Your instructions: List all lines in the material below that contain "Côte".

Supplied data:
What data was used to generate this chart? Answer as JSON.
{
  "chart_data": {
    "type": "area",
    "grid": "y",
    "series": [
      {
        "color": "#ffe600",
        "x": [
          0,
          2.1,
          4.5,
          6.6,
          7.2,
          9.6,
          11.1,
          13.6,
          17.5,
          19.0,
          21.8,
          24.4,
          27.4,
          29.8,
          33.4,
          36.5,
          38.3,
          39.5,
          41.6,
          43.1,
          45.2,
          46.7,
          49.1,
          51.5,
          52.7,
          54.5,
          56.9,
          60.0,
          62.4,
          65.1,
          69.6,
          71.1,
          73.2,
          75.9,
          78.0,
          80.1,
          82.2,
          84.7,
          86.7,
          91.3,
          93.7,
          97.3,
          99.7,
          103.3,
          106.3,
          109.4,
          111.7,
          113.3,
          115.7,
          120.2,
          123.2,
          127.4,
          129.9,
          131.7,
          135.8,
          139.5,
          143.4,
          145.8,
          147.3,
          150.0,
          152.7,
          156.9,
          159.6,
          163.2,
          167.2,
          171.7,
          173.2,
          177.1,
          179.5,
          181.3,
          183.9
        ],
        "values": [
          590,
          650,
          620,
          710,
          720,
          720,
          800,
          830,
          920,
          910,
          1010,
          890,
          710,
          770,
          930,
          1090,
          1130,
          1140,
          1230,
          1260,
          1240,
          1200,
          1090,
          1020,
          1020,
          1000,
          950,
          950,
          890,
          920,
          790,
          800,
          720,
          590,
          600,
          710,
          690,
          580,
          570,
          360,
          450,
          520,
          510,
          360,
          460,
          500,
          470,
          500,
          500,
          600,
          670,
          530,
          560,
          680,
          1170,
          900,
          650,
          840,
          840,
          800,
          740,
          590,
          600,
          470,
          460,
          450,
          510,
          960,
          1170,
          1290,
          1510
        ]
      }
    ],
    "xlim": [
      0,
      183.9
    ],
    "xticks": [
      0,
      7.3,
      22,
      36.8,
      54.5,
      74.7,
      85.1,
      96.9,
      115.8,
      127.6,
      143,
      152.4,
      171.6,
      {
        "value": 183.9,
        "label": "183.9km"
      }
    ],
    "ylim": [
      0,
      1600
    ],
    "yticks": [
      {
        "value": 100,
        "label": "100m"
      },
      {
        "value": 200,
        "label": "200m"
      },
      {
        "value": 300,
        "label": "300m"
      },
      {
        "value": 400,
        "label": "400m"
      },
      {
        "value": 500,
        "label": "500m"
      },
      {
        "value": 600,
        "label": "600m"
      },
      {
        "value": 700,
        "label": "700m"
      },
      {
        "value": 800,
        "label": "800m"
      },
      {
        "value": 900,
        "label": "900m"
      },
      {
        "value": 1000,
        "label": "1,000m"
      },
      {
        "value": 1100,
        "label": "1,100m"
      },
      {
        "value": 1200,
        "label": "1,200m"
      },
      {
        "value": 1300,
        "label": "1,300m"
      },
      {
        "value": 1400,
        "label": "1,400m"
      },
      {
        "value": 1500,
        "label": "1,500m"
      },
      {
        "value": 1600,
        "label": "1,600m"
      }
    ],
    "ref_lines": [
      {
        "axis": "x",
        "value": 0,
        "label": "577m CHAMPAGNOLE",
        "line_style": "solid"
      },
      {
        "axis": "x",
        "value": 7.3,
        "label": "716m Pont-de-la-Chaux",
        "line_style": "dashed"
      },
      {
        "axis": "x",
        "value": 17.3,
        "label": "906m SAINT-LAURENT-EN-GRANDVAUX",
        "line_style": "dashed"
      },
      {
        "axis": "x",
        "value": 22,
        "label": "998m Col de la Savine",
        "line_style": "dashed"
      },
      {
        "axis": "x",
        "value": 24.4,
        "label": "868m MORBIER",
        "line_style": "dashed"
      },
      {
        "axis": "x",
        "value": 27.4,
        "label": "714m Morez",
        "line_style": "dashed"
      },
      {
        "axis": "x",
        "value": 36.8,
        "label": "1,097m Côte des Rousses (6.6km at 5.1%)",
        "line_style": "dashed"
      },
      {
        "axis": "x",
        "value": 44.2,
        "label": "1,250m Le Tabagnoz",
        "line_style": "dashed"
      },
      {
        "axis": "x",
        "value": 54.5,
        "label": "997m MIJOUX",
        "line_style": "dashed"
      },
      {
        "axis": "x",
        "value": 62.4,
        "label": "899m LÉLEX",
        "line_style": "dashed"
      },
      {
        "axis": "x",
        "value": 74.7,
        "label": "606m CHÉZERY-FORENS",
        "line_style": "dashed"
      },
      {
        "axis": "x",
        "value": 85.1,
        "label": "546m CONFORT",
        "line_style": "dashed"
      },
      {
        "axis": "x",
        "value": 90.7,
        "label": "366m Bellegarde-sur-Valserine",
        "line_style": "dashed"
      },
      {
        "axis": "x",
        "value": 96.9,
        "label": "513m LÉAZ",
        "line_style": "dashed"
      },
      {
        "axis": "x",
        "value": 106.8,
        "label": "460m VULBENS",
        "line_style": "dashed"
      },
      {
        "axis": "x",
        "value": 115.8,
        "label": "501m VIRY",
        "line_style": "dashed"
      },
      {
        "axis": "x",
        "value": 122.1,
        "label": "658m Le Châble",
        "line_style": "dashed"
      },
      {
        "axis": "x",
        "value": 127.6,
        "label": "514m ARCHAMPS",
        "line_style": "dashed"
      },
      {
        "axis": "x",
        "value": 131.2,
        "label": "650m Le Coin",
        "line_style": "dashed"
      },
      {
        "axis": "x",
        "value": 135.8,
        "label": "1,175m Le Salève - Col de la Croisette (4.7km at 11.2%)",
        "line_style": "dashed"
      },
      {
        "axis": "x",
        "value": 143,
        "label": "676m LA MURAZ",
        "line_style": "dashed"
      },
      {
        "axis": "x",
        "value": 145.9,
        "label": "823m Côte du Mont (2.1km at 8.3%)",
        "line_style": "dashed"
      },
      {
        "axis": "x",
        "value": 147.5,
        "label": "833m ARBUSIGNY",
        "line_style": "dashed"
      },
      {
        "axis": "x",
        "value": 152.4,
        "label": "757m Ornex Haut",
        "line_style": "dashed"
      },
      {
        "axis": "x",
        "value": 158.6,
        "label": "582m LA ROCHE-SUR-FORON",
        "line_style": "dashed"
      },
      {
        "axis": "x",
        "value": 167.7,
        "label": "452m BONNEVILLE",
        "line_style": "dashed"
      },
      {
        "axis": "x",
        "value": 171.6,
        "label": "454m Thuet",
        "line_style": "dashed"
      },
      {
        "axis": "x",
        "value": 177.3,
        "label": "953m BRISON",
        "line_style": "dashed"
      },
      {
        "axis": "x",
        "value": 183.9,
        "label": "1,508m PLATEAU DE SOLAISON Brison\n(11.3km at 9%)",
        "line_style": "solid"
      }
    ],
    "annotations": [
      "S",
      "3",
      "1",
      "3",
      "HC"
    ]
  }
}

The completed task:
        "label": "1,097m Côte des Rousses (6.6km at 5.1%)",
        "label": "823m Côte du Mont (2.1km at 8.3%)",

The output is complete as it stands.